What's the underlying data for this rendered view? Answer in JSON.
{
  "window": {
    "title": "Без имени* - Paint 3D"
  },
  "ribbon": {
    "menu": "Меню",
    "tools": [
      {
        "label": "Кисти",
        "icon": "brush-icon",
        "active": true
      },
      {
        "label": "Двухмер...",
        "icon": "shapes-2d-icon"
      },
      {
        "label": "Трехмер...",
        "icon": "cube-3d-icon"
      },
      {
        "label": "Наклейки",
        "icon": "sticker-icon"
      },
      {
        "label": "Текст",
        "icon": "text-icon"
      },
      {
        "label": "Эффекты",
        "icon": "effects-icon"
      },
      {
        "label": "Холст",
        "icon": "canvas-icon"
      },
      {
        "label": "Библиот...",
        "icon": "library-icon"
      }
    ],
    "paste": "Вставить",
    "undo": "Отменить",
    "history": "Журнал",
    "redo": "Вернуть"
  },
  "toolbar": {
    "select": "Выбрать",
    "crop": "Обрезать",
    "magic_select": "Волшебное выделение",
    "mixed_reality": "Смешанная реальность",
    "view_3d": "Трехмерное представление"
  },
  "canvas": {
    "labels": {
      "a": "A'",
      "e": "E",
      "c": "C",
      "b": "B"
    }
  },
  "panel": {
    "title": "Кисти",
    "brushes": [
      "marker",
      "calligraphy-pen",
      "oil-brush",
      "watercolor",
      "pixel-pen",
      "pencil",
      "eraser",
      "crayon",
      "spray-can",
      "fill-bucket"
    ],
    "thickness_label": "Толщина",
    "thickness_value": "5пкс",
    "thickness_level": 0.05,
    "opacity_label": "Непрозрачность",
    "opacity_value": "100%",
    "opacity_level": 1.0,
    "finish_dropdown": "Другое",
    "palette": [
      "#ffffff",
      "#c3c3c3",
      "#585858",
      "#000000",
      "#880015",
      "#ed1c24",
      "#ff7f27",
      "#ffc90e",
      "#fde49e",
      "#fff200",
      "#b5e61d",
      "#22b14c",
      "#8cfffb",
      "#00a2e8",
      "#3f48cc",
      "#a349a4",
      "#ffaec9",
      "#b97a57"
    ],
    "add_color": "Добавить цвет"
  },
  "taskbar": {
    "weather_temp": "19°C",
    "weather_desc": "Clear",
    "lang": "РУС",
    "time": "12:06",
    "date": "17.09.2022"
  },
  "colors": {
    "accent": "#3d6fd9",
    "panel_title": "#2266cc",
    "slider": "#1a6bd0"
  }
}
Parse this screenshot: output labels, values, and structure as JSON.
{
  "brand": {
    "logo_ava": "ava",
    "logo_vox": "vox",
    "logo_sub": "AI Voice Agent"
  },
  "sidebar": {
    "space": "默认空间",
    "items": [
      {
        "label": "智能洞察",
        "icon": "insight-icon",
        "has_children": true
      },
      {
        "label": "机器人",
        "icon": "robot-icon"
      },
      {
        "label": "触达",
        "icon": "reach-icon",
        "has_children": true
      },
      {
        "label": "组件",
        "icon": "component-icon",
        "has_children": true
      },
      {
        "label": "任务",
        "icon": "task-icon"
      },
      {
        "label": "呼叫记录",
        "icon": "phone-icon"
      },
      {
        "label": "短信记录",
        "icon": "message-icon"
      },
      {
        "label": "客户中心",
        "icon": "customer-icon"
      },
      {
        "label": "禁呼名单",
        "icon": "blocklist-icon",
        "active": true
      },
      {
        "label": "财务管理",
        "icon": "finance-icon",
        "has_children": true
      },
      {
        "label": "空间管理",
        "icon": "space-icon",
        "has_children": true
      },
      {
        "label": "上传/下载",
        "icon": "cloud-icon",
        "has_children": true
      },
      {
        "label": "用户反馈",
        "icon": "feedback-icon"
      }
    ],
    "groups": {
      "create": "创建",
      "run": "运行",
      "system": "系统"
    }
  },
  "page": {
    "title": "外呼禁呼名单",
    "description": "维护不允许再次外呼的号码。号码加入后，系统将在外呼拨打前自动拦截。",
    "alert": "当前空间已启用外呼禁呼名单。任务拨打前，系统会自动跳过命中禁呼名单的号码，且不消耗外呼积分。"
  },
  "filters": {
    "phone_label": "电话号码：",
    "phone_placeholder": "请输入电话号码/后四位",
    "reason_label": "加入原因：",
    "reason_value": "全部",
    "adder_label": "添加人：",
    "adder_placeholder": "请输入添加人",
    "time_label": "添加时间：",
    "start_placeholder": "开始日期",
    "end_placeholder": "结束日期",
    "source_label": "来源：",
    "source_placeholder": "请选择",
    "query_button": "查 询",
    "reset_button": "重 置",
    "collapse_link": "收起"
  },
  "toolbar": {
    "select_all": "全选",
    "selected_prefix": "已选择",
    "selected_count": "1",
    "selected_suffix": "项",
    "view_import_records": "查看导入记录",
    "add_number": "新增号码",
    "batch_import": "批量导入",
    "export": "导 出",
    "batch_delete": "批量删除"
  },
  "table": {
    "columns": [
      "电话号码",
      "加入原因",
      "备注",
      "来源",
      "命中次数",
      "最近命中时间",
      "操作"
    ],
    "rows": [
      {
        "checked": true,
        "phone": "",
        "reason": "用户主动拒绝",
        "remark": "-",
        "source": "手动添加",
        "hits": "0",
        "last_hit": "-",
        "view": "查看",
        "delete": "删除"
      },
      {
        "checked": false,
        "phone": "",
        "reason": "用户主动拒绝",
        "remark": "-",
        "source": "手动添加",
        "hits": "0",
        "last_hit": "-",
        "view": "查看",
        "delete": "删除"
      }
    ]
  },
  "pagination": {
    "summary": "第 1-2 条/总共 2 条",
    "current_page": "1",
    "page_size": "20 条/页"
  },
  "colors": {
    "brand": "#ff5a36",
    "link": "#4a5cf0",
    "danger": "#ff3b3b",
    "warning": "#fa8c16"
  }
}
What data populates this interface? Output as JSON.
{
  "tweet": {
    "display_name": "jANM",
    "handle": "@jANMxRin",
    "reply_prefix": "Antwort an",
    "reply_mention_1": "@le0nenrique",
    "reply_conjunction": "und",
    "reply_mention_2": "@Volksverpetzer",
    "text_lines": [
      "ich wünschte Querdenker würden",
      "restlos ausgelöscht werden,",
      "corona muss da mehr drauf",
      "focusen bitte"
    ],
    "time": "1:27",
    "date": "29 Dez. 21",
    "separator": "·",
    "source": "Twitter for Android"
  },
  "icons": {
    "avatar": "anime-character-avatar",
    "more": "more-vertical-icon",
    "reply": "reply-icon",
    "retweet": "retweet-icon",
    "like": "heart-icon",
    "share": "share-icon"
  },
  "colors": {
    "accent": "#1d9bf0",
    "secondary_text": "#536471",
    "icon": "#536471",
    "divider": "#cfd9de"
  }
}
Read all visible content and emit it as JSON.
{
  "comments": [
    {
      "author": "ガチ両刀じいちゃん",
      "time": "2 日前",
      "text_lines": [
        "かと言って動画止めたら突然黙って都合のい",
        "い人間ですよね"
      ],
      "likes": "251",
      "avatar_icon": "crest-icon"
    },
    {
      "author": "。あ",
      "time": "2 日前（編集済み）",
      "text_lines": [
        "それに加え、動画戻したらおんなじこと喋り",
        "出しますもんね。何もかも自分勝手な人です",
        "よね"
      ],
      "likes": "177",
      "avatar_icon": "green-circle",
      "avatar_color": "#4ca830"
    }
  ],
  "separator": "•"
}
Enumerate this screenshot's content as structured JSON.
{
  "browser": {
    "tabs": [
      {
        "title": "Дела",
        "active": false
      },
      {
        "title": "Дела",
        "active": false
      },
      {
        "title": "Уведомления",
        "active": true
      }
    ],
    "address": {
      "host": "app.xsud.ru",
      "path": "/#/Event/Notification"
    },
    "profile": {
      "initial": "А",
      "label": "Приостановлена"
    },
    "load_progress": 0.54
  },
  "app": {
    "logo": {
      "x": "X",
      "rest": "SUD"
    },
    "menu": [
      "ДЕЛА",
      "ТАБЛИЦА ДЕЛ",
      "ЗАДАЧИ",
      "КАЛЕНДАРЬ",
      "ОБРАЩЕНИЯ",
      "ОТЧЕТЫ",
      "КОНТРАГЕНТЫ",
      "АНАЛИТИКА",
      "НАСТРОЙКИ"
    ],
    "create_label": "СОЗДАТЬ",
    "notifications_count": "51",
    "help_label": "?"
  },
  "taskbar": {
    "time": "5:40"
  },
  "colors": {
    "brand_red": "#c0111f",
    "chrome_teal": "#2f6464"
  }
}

======

Give exactly the lines from the one with "Read all visible content and emit it as JSON." to the end of the entries, nothing before them.

Read all visible content and emit it as JSON.
{
  "comments": [
    {
      "author": "ガチ両刀じいちゃん",
      "time": "2 日前",
      "text_lines": [
        "かと言って動画止めたら突然黙って都合のい",
        "い人間ですよね"
      ],
      "likes": "251",
      "avatar_icon": "crest-icon"
    },
    {
      "author": "。あ",
      "time": "2 日前（編集済み）",
      "text_lines": [
        "それに加え、動画戻したらおんなじこと喋り",
        "出しますもんね。何もかも自分勝手な人です",
        "よね"
      ],
      "likes": "177",
      "avatar_icon": "green-circle",
      "avatar_color": "#4ca830"
    }
  ],
  "separator": "•"
}
Enumerate this screenshot's content as structured JSON.
{
  "browser": {
    "tabs": [
      {
        "title": "Дела",
        "active": false
      },
      {
        "title": "Дела",
        "active": false
      },
      {
        "title": "Уведомления",
        "active": true
      }
    ],
    "address": {
      "host": "app.xsud.ru",
      "path": "/#/Event/Notification"
    },
    "profile": {
      "initial": "А",
      "label": "Приостановлена"
    },
    "load_progress": 0.54
  },
  "app": {
    "logo": {
      "x": "X",
      "rest": "SUD"
    },
    "menu": [
      "ДЕЛА",
      "ТАБЛИЦА ДЕЛ",
      "ЗАДАЧИ",
      "КАЛЕНДАРЬ",
      "ОБРАЩЕНИЯ",
      "ОТЧЕТЫ",
      "КОНТРАГЕНТЫ",
      "АНАЛИТИКА",
      "НАСТРОЙКИ"
    ],
    "create_label": "СОЗДАТЬ",
    "notifications_count": "51",
    "help_label": "?"
  },
  "taskbar": {
    "time": "5:40"
  },
  "colors": {
    "brand_red": "#c0111f",
    "chrome_teal": "#2f6464"
  }
}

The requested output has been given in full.